▶ [Document extract]
****************

# Chopsticks



## Julian Nell (Dec 16, 2013)

Hello,

I am wanting to get a reusable set of wood chopsticks (I don't think I would like stainless steel chopsticks) at a price around $15. Something colorful, yet elegant would be nice, but you can't have everything. One more thing, how long will a moderately good pair of "wood" chopsticks last?

Thanks for any help!
Julian

P.S. These chopsticks will only be used to eat certain dishes, so they won't be used every day or anything like that.


----------



## JackD (Dec 16, 2013)

Someone here posted that they ate popcorn with chopsticks, which I have started doing. Keeps my hands clean and gives my kids a sporting chance to get some before I finish it. I tried some cheap stainless ones from Amazon, and they work well for popcorn but not so well for other food (less of a grip.) So I would second your idea that you might not want stainless (cheap ones, at least), but will have to wait along with you to hear a better solution.


----------



## apathetic (Dec 16, 2013)

Get some chopsticks made from any dense woods. They will last you for ages.


----------



## Julian Nell (Dec 16, 2013)

Apathetic,

Could you give me some ideas of what woods are dense? I don't really know my woods.

Thanks for the help,
Julian


----------



## Julian Nell (Dec 16, 2013)

One more question... for now. Where is a good place to order them?

Thanks,
Julian


----------



## Crothcipt (Dec 16, 2013)

I got a couple pair from mark at Burl Source last year. Not sure if he has any still hanging around. 

there is a couple of threads in his sub forum, but I think this one was more informative.

http://www.kitchenknifeforums.com/showthread.php/7463-New-Chopstick-design-profile


----------



## apathetic (Dec 16, 2013)

I am no expert but I would go with ebony, I am sure other more knowledgeable members will chime in with other good options


----------



## Julian Nell (Dec 16, 2013)

Crothcipt,

I looked on Mark's website and couldn't find any. How much did you pay for your pair?

Are there any places to buy good Japanese chopsticks at a reasonable price? Also, I may not have been looking hard enough but I didn't see very much information about woods in that post.

Thanks for the help,
Julian


----------



## Julian Nell (Dec 16, 2013)

You beat me to posting.

Thanks,
Julian


----------



## Crothcipt (Dec 16, 2013)

You may have to message him to see. I remember him having a problem with the last few selling. But then again that was last year. About what woods was covered in one of the other posts he did on his subforum. there is like 3 different threads, a little older than that one.


----------



## GlassEye (Dec 16, 2013)

****************

▶ [Tasks to perform]
1. List every username that appears as a post author in the chopsticks thread, each one once.
2. Swap "stainless steel" for "plastic" in the chopsticks thread, and write out the passage from "# Chopsticks" to "for any help!" with that change.
The rows after this point are material separate from the chopsticks thread.

▶ [Data entries]
****************

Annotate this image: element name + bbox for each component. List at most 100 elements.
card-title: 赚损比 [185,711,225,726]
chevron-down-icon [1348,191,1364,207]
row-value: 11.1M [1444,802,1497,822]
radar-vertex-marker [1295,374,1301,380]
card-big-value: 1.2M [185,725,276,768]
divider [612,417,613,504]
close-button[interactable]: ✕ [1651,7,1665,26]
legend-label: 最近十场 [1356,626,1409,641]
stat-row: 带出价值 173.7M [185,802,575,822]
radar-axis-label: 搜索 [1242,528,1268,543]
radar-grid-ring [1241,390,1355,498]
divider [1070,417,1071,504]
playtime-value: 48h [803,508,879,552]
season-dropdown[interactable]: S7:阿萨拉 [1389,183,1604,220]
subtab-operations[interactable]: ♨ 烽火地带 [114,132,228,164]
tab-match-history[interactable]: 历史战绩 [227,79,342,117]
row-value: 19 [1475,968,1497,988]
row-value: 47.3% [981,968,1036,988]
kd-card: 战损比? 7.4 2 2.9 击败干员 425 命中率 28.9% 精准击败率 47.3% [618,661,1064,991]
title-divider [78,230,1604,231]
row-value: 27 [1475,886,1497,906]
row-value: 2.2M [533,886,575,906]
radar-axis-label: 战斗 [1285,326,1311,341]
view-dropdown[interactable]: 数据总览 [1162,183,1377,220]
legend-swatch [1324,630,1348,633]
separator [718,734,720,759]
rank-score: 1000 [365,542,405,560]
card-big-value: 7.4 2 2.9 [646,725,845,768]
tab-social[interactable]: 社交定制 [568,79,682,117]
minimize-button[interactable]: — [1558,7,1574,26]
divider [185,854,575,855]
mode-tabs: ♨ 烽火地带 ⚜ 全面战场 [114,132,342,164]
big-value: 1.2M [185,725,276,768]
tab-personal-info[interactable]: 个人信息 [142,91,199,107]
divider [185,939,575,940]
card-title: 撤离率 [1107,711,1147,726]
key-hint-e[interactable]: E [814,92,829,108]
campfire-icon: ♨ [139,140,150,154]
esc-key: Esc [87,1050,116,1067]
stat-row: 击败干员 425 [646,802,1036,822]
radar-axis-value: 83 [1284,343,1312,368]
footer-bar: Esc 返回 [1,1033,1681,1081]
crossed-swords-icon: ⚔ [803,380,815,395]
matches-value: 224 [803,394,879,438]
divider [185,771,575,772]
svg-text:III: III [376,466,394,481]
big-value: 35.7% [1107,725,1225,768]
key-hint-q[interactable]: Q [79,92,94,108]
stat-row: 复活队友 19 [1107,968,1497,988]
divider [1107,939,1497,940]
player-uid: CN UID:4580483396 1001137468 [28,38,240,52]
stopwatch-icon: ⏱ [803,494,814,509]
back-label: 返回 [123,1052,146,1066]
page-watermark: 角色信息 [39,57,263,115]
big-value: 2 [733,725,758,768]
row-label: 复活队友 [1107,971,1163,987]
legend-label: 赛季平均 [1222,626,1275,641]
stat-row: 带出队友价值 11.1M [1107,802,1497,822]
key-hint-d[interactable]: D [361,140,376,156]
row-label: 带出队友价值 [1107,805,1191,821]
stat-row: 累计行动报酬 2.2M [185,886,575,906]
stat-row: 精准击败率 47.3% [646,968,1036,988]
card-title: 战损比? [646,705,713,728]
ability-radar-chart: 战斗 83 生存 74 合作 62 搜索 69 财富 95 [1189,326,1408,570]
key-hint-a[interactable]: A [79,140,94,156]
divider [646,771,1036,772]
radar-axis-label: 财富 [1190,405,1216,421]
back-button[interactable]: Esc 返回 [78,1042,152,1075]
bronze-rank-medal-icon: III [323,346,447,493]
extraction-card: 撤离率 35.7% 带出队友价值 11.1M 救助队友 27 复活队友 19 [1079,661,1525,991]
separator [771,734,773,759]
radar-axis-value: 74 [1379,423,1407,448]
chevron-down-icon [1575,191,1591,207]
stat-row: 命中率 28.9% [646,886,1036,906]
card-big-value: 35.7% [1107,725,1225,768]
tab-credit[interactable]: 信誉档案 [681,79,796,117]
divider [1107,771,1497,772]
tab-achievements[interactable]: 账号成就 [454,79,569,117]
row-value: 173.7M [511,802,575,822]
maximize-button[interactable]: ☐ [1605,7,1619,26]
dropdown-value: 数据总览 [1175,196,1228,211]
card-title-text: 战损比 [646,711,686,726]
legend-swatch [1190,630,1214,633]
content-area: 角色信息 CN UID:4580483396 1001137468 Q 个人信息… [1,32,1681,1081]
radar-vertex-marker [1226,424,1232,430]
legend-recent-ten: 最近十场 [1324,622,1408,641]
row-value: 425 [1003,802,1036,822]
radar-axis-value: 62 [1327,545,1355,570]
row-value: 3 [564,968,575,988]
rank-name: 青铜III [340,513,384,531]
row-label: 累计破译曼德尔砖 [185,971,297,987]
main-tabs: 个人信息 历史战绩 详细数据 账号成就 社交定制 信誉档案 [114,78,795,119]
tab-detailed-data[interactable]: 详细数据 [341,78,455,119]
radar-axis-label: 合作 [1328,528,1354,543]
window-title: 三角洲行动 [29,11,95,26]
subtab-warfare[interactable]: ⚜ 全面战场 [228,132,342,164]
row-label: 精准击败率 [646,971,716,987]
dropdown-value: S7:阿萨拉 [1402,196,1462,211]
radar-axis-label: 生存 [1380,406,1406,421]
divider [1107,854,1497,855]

****************

▶ [Solutions by task]
1. Julian Nell, JackD, apathetic, Crothcipt, GlassEye

2.
# Chopsticks



## Julian Nell (Dec 16, 2013)

Hello,

I am wanting to get a reusable set of wood chopsticks (I don't think I would like plastic chopsticks) at a price around $15. Something colorful, yet elegant would be nice, but you can't have everything. One more thing, how long will a moderately good pair of "wood" chopsticks last?

Thanks for any help!